* **YOUR OBJECTIVE**
Transcribe the records below in full; pictures stay out of the copy.

:: ITEMS ::

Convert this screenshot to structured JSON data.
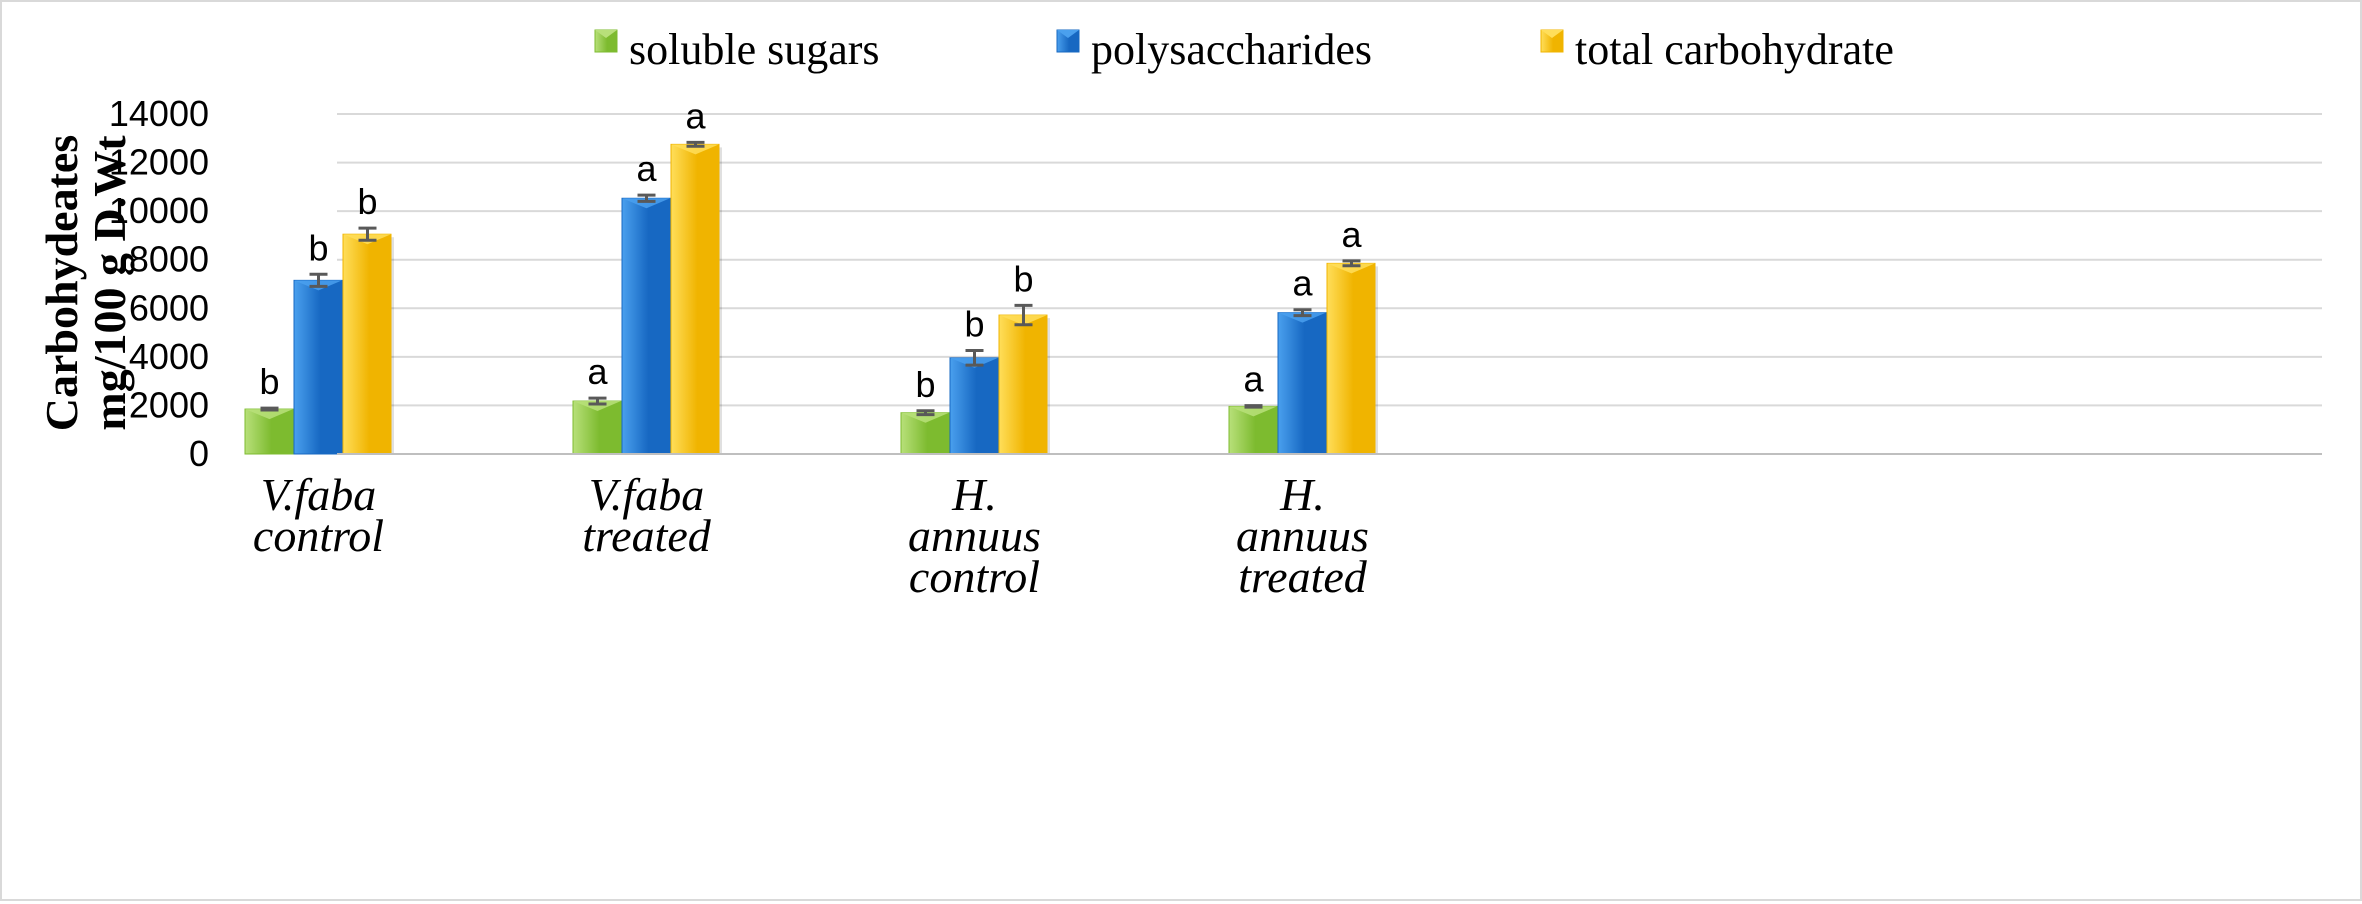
{
  "chart_data": {
    "type": "bar",
    "title": "",
    "xlabel": "",
    "ylabel": [
      "Carbohydeates",
      "mg/100 g D.Wt"
    ],
    "ylim": [
      0,
      14000
    ],
    "yticks": [
      0,
      2000,
      4000,
      6000,
      8000,
      10000,
      12000,
      14000
    ],
    "grid": true,
    "legend_position": "top",
    "categories": [
      [
        "V.faba",
        "control"
      ],
      [
        "V.faba",
        "treated"
      ],
      [
        "H.",
        "annuus",
        "control"
      ],
      [
        "H.",
        "annuus",
        "treated"
      ]
    ],
    "series": [
      {
        "name": "soluble sugars",
        "color": "#7dbb2f",
        "light": "#b8e07a",
        "values": [
          1850,
          2180,
          1700,
          1960
        ],
        "errors": [
          40,
          120,
          80,
          30
        ],
        "labels": [
          "b",
          "a",
          "b",
          "a"
        ]
      },
      {
        "name": "polysaccharides",
        "color": "#1768c2",
        "light": "#4aa0ee",
        "values": [
          7150,
          10530,
          3960,
          5820
        ],
        "errors": [
          250,
          130,
          300,
          120
        ],
        "labels": [
          "b",
          "a",
          "b",
          "a"
        ]
      },
      {
        "name": "total carbohydrate",
        "color": "#f0b400",
        "light": "#ffde5a",
        "values": [
          9050,
          12750,
          5720,
          7850
        ],
        "errors": [
          250,
          80,
          400,
          100
        ],
        "labels": [
          "b",
          "a",
          "b",
          "a"
        ]
      }
    ]
  }
}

:::

* **SOLUTION TO THE EXERCISE**
Convert this screenshot to structured JSON data.
{
  "chart_data": {
    "type": "bar",
    "title": "",
    "xlabel": "",
    "ylabel": [
      "Carbohydeates",
      "mg/100 g D.Wt"
    ],
    "ylim": [
      0,
      14000
    ],
    "yticks": [
      0,
      2000,
      4000,
      6000,
      8000,
      10000,
      12000,
      14000
    ],
    "grid": true,
    "legend_position": "top",
    "categories": [
      [
        "V.faba",
        "control"
      ],
      [
        "V.faba",
        "treated"
      ],
      [
        "H.",
        "annuus",
        "control"
      ],
      [
        "H.",
        "annuus",
        "treated"
      ]
    ],
    "series": [
      {
        "name": "soluble sugars",
        "color": "#7dbb2f",
        "light": "#b8e07a",
        "values": [
          1850,
          2180,
          1700,
          1960
        ],
        "errors": [
          40,
          120,
          80,
          30
        ],
        "labels": [
          "b",
          "a",
          "b",
          "a"
        ]
      },
      {
        "name": "polysaccharides",
        "color": "#1768c2",
        "light": "#4aa0ee",
        "values": [
          7150,
          10530,
          3960,
          5820
        ],
        "errors": [
          250,
          130,
          300,
          120
        ],
        "labels": [
          "b",
          "a",
          "b",
          "a"
        ]
      },
      {
        "name": "total carbohydrate",
        "color": "#f0b400",
        "light": "#ffde5a",
        "values": [
          9050,
          12750,
          5720,
          7850
        ],
        "errors": [
          250,
          80,
          400,
          100
        ],
        "labels": [
          "b",
          "a",
          "b",
          "a"
        ]
      }
    ]
  }
}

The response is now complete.